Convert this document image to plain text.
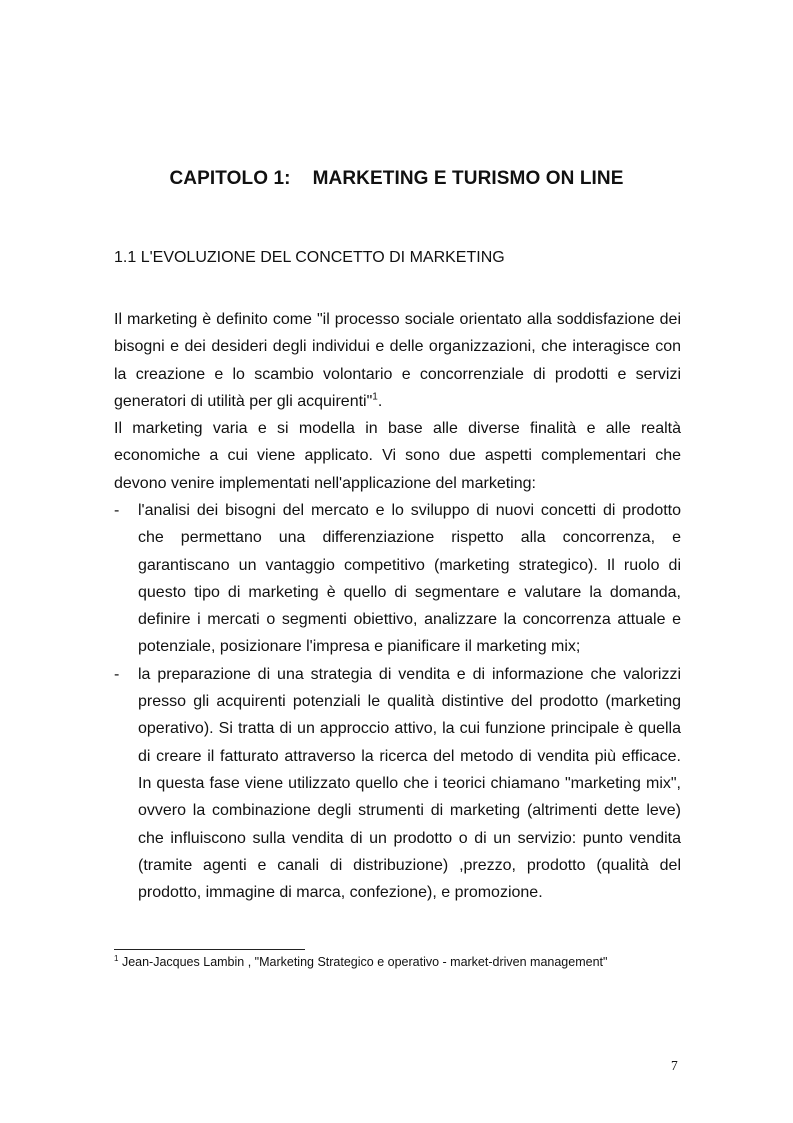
CAPITOLO 1: MARKETING E TURISMO ON LINE
1.1 L'EVOLUZIONE DEL CONCETTO DI MARKETING

Il marketing è definito come "il processo sociale orientato alla soddisfazione dei bisogni e dei desideri degli individui e delle organizzazioni, che interagisce con la creazione e lo scambio volontario e concorrenziale di prodotti e servizi generatori di utilità per gli acquirenti"$^1$.

Il marketing varia e si modella in base alle diverse finalità e alle realtà economiche a cui viene applicato. Vi sono due aspetti complementari che devono venire implementati nell'applicazione del marketing:

- l'analisi dei bisogni del mercato e lo sviluppo di nuovi concetti di prodotto che permettano una differenziazione rispetto alla concorrenza, e garantiscano un vantaggio competitivo (marketing strategico). Il ruolo di questo tipo di marketing è quello di segmentare e valutare la domanda, definire i mercati o segmenti obiettivo, analizzare la concorrenza attuale e potenziale, posizionare l'impresa e pianificare il marketing mix;
- la preparazione di una strategia di vendita e di informazione che valorizzi presso gli acquirenti potenziali le qualità distintive del prodotto (marketing operativo). Si tratta di un approccio attivo, la cui funzione principale è quella di creare il fatturato attraverso la ricerca del metodo di vendita più efficace. In questa fase viene utilizzato quello che i teorici chiamano "marketing mix", ovvero la combinazione degli strumenti di marketing (altrimenti dette leve) che influiscono sulla vendita di un prodotto o di un servizio: punto vendita (tramite agenti e canali di distribuzione) ,prezzo, prodotto (qualità del prodotto, immagine di marca, confezione), e promozione.
$^1$ Jean-Jacques Lambin , "Marketing Strategico e operativo - market-driven management"
7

^^^^

Give every record again exactly, apart from the pictures, which stay out.

EXPECTED ANSWER:
Convert this document image to plain text.
CAPITOLO 1: MARKETING E TURISMO ON LINE
1.1 L'EVOLUZIONE DEL CONCETTO DI MARKETING

Il marketing è definito come "il processo sociale orientato alla soddisfazione dei bisogni e dei desideri degli individui e delle organizzazioni, che interagisce con la creazione e lo scambio volontario e concorrenziale di prodotti e servizi generatori di utilità per gli acquirenti"$^1$.

Il marketing varia e si modella in base alle diverse finalità e alle realtà economiche a cui viene applicato. Vi sono due aspetti complementari che devono venire implementati nell'applicazione del marketing:

- l'analisi dei bisogni del mercato e lo sviluppo di nuovi concetti di prodotto che permettano una differenziazione rispetto alla concorrenza, e garantiscano un vantaggio competitivo (marketing strategico). Il ruolo di questo tipo di marketing è quello di segmentare e valutare la domanda, definire i mercati o segmenti obiettivo, analizzare la concorrenza attuale e potenziale, posizionare l'impresa e pianificare il marketing mix;
- la preparazione di una strategia di vendita e di informazione che valorizzi presso gli acquirenti potenziali le qualità distintive del prodotto (marketing operativo). Si tratta di un approccio attivo, la cui funzione principale è quella di creare il fatturato attraverso la ricerca del metodo di vendita più efficace. In questa fase viene utilizzato quello che i teorici chiamano "marketing mix", ovvero la combinazione degli strumenti di marketing (altrimenti dette leve) che influiscono sulla vendita di un prodotto o di un servizio: punto vendita (tramite agenti e canali di distribuzione) ,prezzo, prodotto (qualità del prodotto, immagine di marca, confezione), e promozione.
$^1$ Jean-Jacques Lambin , "Marketing Strategico e operativo - market-driven management"
7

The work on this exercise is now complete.